◆ GIVEN REQUEST
Copy out each line in the material below that has the word "advances".

◆ DATA SUPPLIED
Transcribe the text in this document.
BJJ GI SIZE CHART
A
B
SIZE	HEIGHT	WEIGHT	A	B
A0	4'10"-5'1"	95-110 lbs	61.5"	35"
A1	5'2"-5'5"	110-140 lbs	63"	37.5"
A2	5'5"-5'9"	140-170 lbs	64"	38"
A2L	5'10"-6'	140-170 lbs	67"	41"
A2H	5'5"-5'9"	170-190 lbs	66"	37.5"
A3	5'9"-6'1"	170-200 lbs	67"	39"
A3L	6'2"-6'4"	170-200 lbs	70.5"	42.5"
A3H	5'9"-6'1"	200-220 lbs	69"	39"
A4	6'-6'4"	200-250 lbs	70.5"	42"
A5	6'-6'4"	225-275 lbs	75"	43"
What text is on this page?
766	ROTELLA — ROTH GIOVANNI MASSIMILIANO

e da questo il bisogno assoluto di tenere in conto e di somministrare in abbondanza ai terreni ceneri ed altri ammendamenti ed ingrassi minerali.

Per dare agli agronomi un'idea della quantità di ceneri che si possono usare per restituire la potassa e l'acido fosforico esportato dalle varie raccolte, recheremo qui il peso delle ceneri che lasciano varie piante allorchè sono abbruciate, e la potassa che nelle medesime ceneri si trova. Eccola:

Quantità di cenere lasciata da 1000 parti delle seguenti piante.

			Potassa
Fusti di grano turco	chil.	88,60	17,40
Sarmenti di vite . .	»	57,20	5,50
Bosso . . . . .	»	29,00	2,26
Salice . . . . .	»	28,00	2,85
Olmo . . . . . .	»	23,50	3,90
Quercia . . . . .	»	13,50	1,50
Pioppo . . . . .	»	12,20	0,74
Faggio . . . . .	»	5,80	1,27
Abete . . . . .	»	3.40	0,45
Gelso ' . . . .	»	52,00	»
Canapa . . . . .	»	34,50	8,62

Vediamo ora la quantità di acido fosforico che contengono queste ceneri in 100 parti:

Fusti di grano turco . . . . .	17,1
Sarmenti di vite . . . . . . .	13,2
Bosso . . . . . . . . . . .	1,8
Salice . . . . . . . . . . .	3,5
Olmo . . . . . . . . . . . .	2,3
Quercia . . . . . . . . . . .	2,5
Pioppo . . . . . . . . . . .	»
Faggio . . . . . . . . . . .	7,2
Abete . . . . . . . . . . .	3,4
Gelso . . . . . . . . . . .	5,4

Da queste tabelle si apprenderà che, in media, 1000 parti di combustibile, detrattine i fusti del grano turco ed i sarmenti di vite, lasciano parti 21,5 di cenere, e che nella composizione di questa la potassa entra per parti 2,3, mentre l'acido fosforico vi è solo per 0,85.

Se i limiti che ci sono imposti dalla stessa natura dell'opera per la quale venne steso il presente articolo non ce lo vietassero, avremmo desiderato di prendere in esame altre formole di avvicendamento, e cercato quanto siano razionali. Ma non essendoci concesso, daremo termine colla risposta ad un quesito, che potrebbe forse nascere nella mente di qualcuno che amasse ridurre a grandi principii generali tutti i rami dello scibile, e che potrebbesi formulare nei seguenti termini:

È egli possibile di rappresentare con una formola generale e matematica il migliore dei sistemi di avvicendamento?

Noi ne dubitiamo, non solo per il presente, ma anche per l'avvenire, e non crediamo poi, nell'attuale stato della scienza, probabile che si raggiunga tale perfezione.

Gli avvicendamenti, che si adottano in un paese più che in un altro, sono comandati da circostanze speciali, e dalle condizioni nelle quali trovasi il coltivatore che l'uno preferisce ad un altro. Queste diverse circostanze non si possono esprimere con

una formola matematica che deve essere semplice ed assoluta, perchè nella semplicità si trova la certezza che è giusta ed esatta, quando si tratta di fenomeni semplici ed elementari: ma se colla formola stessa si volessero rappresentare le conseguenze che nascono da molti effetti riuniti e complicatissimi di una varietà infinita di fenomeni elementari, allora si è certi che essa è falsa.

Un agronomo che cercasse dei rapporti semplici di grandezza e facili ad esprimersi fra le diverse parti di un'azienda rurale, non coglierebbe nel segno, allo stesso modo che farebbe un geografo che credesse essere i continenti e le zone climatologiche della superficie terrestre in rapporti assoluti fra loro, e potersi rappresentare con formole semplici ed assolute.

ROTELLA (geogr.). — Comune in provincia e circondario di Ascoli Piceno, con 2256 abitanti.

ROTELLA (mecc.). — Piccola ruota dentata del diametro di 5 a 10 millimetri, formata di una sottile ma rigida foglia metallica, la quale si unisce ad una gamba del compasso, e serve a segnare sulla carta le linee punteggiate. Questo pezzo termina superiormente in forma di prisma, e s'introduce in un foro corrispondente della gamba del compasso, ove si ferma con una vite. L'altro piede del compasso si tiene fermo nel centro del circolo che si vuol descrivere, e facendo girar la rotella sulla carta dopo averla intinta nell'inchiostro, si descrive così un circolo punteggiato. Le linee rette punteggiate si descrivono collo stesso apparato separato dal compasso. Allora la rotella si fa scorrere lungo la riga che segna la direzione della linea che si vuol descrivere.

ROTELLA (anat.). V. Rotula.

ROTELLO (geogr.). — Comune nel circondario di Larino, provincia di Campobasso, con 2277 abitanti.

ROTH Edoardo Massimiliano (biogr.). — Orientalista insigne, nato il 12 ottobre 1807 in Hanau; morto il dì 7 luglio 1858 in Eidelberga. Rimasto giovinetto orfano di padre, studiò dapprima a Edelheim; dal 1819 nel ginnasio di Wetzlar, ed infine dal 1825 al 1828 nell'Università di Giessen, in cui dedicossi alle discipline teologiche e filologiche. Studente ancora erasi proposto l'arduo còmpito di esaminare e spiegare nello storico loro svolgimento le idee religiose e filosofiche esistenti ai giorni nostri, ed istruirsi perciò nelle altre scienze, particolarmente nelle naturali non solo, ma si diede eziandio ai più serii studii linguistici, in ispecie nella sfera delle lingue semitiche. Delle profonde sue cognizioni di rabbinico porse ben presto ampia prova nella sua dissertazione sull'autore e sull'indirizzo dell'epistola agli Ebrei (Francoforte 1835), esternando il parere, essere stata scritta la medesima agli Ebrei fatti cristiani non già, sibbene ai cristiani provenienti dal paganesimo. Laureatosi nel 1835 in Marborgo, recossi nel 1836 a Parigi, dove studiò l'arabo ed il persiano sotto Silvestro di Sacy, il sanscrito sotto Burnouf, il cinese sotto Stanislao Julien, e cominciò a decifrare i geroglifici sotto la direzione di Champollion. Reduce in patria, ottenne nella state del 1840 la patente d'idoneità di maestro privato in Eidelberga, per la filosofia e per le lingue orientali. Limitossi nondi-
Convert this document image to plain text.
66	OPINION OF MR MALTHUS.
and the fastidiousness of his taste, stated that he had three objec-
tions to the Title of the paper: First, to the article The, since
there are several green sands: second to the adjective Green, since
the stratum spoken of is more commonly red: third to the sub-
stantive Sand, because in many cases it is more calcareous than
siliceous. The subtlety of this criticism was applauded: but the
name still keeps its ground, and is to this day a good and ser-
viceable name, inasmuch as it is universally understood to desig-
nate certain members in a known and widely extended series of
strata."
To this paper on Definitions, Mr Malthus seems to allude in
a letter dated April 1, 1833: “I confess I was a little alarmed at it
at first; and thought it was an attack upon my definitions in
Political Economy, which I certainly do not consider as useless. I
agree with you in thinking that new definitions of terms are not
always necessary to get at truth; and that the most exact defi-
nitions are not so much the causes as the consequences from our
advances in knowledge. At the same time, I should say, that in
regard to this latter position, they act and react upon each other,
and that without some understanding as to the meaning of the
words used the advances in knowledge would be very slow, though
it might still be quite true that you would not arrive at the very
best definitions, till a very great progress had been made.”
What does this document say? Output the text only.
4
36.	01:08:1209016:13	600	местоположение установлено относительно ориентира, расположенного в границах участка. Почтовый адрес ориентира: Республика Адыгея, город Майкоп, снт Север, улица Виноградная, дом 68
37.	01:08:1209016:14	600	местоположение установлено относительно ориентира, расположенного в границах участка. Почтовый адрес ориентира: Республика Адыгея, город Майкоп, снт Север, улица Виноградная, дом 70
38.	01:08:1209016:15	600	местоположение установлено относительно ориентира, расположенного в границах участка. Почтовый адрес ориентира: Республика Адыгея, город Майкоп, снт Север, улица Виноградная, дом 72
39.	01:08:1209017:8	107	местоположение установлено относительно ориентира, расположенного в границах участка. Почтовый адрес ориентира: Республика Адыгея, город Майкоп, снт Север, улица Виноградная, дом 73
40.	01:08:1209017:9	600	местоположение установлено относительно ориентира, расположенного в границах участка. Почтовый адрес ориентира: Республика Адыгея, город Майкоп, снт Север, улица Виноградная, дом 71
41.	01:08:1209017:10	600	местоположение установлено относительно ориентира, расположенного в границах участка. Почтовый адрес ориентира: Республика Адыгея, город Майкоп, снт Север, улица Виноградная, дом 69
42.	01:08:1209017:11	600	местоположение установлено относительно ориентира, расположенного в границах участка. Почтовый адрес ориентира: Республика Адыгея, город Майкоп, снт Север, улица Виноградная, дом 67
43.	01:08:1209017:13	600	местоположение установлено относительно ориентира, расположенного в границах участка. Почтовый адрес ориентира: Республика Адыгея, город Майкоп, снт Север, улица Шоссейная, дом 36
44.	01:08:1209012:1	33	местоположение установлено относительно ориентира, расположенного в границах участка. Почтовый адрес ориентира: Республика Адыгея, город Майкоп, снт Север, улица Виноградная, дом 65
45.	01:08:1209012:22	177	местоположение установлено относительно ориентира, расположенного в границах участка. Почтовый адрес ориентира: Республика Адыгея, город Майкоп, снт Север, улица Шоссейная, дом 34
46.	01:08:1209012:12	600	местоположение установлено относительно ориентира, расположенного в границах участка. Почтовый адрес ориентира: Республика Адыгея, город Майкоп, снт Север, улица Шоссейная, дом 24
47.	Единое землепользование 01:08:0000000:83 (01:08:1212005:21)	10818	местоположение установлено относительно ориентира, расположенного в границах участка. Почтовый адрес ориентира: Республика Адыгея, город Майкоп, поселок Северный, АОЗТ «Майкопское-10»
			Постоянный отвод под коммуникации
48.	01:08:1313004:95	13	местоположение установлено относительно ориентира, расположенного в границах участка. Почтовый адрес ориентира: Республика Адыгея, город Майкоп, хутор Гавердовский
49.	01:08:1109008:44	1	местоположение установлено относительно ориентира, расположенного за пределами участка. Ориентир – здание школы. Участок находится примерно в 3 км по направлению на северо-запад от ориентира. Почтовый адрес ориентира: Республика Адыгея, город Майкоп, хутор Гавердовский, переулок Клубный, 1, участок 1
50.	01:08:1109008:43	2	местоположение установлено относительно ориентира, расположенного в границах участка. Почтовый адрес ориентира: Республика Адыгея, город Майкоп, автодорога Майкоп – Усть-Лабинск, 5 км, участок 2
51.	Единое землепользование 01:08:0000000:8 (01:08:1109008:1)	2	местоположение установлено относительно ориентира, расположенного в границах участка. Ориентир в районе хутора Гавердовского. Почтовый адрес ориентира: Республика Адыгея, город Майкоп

◆ EXERCISE RESPONSE
advances in knowledge. At the same time, I should say, that in
words used the advances in knowledge would be very slow, though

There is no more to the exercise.